▸ RECORDS SUPPLIED

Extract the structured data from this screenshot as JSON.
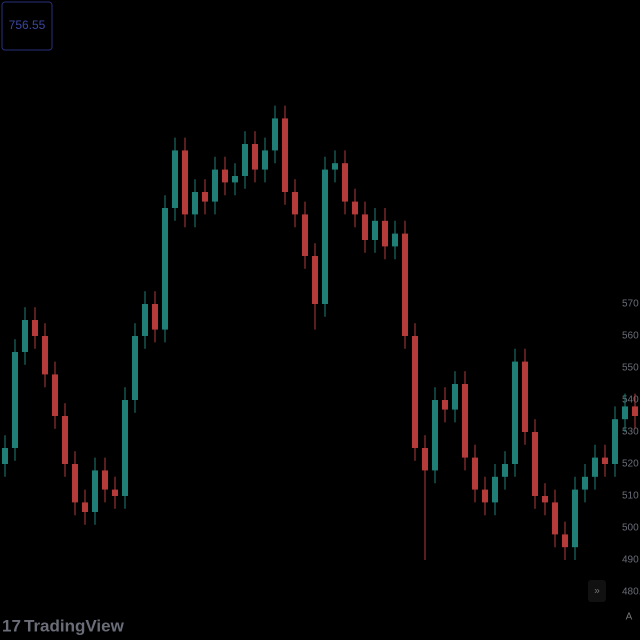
{
  "chart_data": {
    "type": "candlestick",
    "price_box": "756.55",
    "watermark": "TradingView",
    "up_color": "#1f7f76",
    "down_color": "#b53a3a",
    "open": [
      520,
      525,
      555,
      565,
      560,
      548,
      535,
      520,
      508,
      505,
      518,
      512,
      510,
      540,
      560,
      570,
      562,
      600,
      618,
      598,
      605,
      602,
      612,
      608,
      610,
      620,
      612,
      618,
      628,
      605,
      598,
      585,
      570,
      612,
      614,
      602,
      598,
      590,
      596,
      588,
      592,
      560,
      525,
      518,
      540,
      537,
      545,
      522,
      512,
      508,
      516,
      520,
      552,
      530,
      510,
      508,
      498,
      494,
      512,
      516,
      522,
      520,
      534,
      538
    ],
    "high": [
      529,
      559,
      569,
      569,
      564,
      552,
      539,
      524,
      512,
      522,
      522,
      516,
      544,
      564,
      574,
      574,
      604,
      622,
      622,
      609,
      609,
      616,
      616,
      614,
      624,
      624,
      622,
      632,
      632,
      609,
      602,
      589,
      616,
      618,
      618,
      606,
      602,
      600,
      600,
      596,
      596,
      564,
      529,
      544,
      544,
      549,
      549,
      526,
      516,
      520,
      524,
      556,
      556,
      534,
      514,
      512,
      502,
      516,
      520,
      526,
      526,
      538,
      542,
      542
    ],
    "low": [
      516,
      521,
      551,
      556,
      544,
      531,
      516,
      504,
      501,
      501,
      508,
      506,
      506,
      536,
      556,
      558,
      558,
      596,
      594,
      594,
      598,
      598,
      604,
      604,
      606,
      608,
      608,
      614,
      601,
      594,
      581,
      562,
      566,
      608,
      598,
      594,
      586,
      586,
      584,
      584,
      556,
      521,
      490,
      514,
      533,
      533,
      518,
      508,
      504,
      504,
      512,
      516,
      526,
      506,
      504,
      494,
      490,
      490,
      508,
      512,
      516,
      516,
      530,
      531
    ],
    "close": [
      525,
      555,
      565,
      560,
      548,
      535,
      520,
      508,
      505,
      518,
      512,
      510,
      540,
      560,
      570,
      562,
      600,
      618,
      598,
      605,
      602,
      612,
      608,
      610,
      620,
      612,
      618,
      628,
      605,
      598,
      585,
      570,
      612,
      614,
      602,
      598,
      590,
      596,
      588,
      592,
      560,
      525,
      518,
      540,
      537,
      545,
      522,
      512,
      508,
      516,
      520,
      552,
      530,
      510,
      508,
      498,
      494,
      512,
      516,
      522,
      520,
      534,
      538,
      535
    ],
    "ylim": [
      465,
      665
    ],
    "yticks": [
      {
        "value": 480,
        "label": "480.0"
      },
      490,
      500,
      510,
      520,
      530,
      540,
      550,
      560,
      570
    ]
  }
}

▸ AIM OF THE TASK
Return the full material word for word. Do not include the pictures.

▸ THE OUTPUT
Extract the structured data from this screenshot as JSON.
{
  "chart_data": {
    "type": "candlestick",
    "price_box": "756.55",
    "watermark": "TradingView",
    "up_color": "#1f7f76",
    "down_color": "#b53a3a",
    "open": [
      520,
      525,
      555,
      565,
      560,
      548,
      535,
      520,
      508,
      505,
      518,
      512,
      510,
      540,
      560,
      570,
      562,
      600,
      618,
      598,
      605,
      602,
      612,
      608,
      610,
      620,
      612,
      618,
      628,
      605,
      598,
      585,
      570,
      612,
      614,
      602,
      598,
      590,
      596,
      588,
      592,
      560,
      525,
      518,
      540,
      537,
      545,
      522,
      512,
      508,
      516,
      520,
      552,
      530,
      510,
      508,
      498,
      494,
      512,
      516,
      522,
      520,
      534,
      538
    ],
    "high": [
      529,
      559,
      569,
      569,
      564,
      552,
      539,
      524,
      512,
      522,
      522,
      516,
      544,
      564,
      574,
      574,
      604,
      622,
      622,
      609,
      609,
      616,
      616,
      614,
      624,
      624,
      622,
      632,
      632,
      609,
      602,
      589,
      616,
      618,
      618,
      606,
      602,
      600,
      600,
      596,
      596,
      564,
      529,
      544,
      544,
      549,
      549,
      526,
      516,
      520,
      524,
      556,
      556,
      534,
      514,
      512,
      502,
      516,
      520,
      526,
      526,
      538,
      542,
      542
    ],
    "low": [
      516,
      521,
      551,
      556,
      544,
      531,
      516,
      504,
      501,
      501,
      508,
      506,
      506,
      536,
      556,
      558,
      558,
      596,
      594,
      594,
      598,
      598,
      604,
      604,
      606,
      608,
      608,
      614,
      601,
      594,
      581,
      562,
      566,
      608,
      598,
      594,
      586,
      586,
      584,
      584,
      556,
      521,
      490,
      514,
      533,
      533,
      518,
      508,
      504,
      504,
      512,
      516,
      526,
      506,
      504,
      494,
      490,
      490,
      508,
      512,
      516,
      516,
      530,
      531
    ],
    "close": [
      525,
      555,
      565,
      560,
      548,
      535,
      520,
      508,
      505,
      518,
      512,
      510,
      540,
      560,
      570,
      562,
      600,
      618,
      598,
      605,
      602,
      612,
      608,
      610,
      620,
      612,
      618,
      628,
      605,
      598,
      585,
      570,
      612,
      614,
      602,
      598,
      590,
      596,
      588,
      592,
      560,
      525,
      518,
      540,
      537,
      545,
      522,
      512,
      508,
      516,
      520,
      552,
      530,
      510,
      508,
      498,
      494,
      512,
      516,
      522,
      520,
      534,
      538,
      535
    ],
    "ylim": [
      465,
      665
    ],
    "yticks": [
      {
        "value": 480,
        "label": "480.0"
      },
      490,
      500,
      510,
      520,
      530,
      540,
      550,
      560,
      570
    ]
  }
}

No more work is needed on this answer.